Stored entries:
☆ ☆ ☆ ☆

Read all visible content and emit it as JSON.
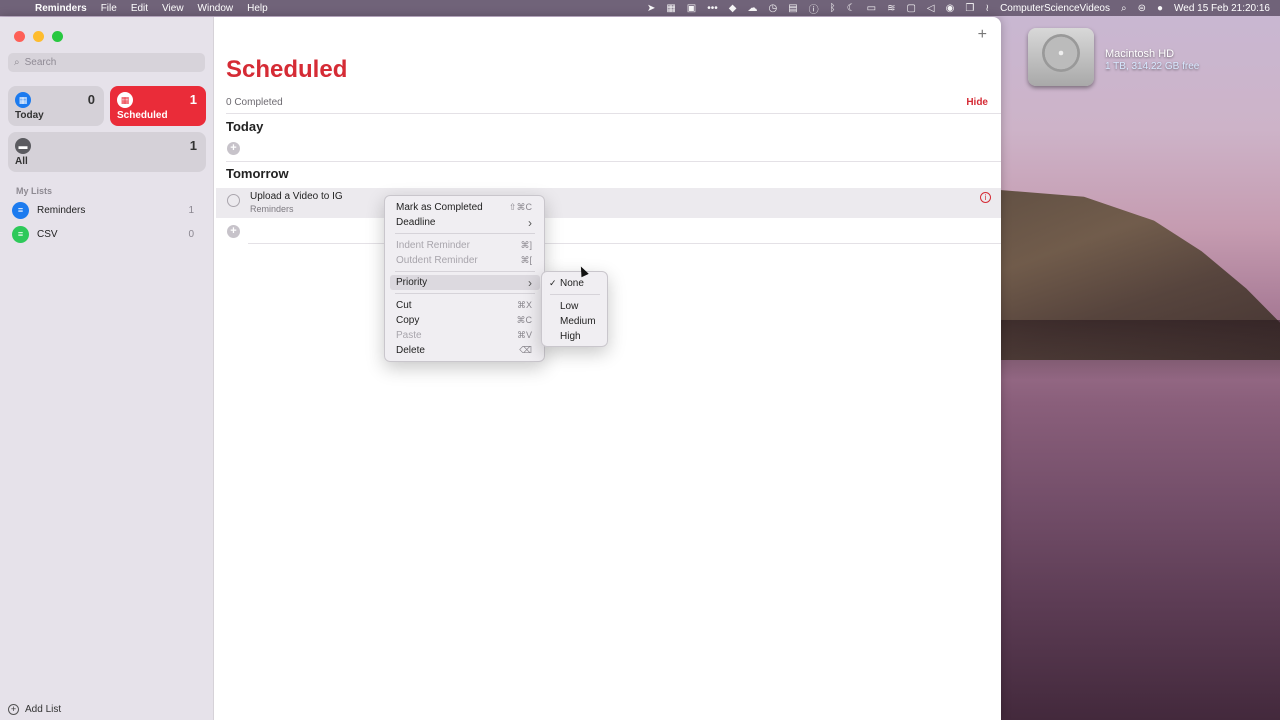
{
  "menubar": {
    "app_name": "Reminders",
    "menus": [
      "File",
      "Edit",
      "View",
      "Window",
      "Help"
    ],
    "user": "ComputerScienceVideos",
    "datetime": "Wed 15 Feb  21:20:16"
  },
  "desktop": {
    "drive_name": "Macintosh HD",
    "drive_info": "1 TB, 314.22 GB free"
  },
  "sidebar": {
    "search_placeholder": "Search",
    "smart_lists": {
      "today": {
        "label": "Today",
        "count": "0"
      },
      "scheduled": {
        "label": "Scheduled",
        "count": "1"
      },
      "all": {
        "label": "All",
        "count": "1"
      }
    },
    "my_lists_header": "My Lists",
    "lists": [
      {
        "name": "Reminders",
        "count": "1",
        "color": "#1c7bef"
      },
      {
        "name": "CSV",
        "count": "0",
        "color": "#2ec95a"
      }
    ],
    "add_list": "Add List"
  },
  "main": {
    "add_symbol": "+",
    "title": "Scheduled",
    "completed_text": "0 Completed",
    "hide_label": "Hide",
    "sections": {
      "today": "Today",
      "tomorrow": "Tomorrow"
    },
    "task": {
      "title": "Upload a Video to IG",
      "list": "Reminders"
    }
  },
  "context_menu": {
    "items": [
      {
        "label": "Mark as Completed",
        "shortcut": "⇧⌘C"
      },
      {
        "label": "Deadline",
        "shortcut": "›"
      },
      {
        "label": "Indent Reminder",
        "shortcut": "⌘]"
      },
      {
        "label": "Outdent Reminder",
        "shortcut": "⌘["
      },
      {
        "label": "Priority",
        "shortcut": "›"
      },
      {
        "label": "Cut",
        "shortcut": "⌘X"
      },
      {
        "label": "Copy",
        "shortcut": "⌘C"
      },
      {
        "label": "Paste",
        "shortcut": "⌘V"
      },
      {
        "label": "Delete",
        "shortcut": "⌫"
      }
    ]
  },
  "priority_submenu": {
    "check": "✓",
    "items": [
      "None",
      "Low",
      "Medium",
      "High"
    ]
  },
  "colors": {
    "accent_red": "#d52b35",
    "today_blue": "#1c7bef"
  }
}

☆ ☆ ☆ ☆

THE TASK
Show all lines above holding "Reminders".

RESPONSE TO THE EXERCISE
    "app_name": "Reminders",
        "name": "Reminders",
      "list": "Reminders"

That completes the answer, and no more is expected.